Tally every line of the listing where the string "with" is found, and state the total alone.

==== THE INPUT

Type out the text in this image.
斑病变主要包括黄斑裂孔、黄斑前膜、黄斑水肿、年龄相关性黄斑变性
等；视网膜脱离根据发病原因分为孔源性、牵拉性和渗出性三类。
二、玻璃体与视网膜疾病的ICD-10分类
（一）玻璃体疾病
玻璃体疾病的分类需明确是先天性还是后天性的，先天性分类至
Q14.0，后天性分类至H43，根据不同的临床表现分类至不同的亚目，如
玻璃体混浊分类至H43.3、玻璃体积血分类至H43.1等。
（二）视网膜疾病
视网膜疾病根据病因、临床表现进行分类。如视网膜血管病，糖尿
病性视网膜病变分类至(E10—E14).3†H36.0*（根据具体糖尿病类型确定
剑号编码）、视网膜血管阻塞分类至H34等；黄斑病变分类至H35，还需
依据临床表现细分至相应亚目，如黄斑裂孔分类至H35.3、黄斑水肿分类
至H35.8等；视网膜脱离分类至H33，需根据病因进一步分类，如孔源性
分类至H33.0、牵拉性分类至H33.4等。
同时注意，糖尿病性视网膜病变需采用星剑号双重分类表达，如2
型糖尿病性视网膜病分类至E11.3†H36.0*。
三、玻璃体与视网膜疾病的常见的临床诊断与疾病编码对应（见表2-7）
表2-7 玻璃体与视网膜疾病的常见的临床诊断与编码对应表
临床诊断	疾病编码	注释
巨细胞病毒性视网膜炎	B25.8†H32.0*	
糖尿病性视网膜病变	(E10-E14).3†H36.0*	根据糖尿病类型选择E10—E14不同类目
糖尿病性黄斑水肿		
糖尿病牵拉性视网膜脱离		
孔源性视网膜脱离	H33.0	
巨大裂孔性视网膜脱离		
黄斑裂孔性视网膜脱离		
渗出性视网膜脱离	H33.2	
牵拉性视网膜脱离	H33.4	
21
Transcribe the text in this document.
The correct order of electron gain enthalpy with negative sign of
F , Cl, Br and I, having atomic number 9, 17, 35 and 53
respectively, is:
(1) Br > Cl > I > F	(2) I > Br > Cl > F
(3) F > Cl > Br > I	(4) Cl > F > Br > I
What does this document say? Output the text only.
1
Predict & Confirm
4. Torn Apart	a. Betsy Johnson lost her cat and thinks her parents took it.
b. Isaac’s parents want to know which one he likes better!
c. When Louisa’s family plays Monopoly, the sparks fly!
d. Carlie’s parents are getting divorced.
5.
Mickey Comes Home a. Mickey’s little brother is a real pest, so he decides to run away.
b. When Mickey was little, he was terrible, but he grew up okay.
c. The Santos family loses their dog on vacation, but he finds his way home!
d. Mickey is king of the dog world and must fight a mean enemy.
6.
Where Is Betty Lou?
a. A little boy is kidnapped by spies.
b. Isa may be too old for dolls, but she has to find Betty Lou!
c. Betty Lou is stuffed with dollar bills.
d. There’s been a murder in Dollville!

========

> PROBLEM SOLUTION
2